Mahahual, un rinconcito mágico del Caribe mexicano
Esa sensación inexplicable de pasar de un estado de ánimo acelerado, lleno de estrés y emociones mezcladas a una tranquilidad completa, con su respectiva respiración calmada y armónica, es el resultado de un camino verde, nutrido de vegetación, lleno de humedad, de 142 kilómetros o casi dos horas de recorrido, que acompañadas con unos fríos, casi congelados refrescos, nos ha dejado llegar a Mahahual desde el mismísimo Centro de Chetumal, donde rentamos un automóvil para poder emprender esta travesía.
Un pequeño auto coreano, de esos que parecen de juguete, pero que realmente son muy cómodos, al menos para cuatro pasajeros, es nuestro vehículo para trasladarnos a un nuevo paraíso, que de a poco va irrumpiendo un faro blanco en el verdor de la carretera de dos carriles, uno de ida y otro de vuelta, señal que nos permite pensar en un almuerzo adecuado e imaginarlo recién salido del mar.
Antes del faro, apenas unas cuantas casas blancas rompen la monotonía de la mirada, que ya está cansada de tanto verdor y espera un poco de azul celeste para retomar la tranquilidad, el mismo color que seguramente llevará implícitos los sonidos de olas rompiendo en la playa.

TU OBJETIVO - Reproduce textualmente el pasaje del texto sobre Mahahual que va desde "Un pequeño auto" hasta "en la playa.".

Líneas de datos -

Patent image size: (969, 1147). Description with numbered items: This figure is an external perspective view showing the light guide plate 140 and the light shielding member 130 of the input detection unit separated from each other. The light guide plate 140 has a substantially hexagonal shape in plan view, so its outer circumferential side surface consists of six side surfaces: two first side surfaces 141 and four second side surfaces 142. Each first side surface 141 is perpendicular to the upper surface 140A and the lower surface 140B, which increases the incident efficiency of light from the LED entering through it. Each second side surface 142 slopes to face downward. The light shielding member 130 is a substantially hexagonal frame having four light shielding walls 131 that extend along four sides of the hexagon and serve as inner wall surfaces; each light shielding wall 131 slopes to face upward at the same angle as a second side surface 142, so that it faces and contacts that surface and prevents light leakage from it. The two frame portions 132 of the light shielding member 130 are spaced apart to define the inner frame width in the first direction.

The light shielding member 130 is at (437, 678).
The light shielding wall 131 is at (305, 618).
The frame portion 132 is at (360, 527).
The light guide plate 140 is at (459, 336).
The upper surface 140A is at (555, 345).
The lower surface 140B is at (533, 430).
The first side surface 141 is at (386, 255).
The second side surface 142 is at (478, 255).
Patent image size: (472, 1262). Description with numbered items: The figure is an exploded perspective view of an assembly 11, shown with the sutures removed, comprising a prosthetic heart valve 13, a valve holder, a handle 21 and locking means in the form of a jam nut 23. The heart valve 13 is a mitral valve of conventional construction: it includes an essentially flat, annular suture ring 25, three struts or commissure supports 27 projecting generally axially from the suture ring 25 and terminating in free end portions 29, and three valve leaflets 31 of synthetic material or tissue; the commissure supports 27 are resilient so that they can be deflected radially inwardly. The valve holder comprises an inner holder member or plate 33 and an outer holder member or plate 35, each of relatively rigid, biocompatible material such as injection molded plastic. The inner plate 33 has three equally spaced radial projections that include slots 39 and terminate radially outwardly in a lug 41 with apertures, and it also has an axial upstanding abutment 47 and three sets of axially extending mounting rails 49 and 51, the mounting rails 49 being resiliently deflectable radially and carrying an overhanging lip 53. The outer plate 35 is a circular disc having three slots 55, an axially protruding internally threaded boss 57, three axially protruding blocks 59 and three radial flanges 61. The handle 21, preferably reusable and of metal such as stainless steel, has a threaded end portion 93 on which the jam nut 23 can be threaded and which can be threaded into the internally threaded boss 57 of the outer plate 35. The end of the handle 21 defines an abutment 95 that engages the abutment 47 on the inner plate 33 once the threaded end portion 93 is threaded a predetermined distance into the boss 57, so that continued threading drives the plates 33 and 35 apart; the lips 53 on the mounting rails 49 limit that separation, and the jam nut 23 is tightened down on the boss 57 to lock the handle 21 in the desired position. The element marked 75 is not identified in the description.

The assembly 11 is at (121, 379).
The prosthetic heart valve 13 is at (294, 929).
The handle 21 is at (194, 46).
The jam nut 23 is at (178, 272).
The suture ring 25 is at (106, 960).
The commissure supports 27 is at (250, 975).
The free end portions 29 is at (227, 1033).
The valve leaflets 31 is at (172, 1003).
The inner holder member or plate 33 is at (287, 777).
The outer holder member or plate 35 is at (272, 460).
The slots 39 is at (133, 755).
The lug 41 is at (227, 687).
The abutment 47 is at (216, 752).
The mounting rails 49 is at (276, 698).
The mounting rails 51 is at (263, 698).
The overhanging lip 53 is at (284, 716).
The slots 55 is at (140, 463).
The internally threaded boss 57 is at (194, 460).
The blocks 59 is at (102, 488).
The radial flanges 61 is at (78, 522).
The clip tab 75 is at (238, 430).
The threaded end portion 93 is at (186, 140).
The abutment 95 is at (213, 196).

RESPUESTA A CONTINUACIÓN -
Un pequeño auto coreano, de esos que parecen de juguete, pero que realmente son muy cómodos, al menos para cuatro pasajeros, es nuestro vehículo para trasladarnos a un nuevo paraíso, que de a poco va irrumpiendo un faro blanco en el verdor de la carretera de dos carriles, uno de ida y otro de vuelta, señal que nos permite pensar en un almuerzo adecuado e imaginarlo recién salido del mar.
Antes del faro, apenas unas cuantas casas blancas rompen la monotonía de la mirada, que ya está cansada de tanto verdor y espera un poco de azul celeste para retomar la tranquilidad, el mismo color que seguramente llevará implícitos los sonidos de olas rompiendo en la playa.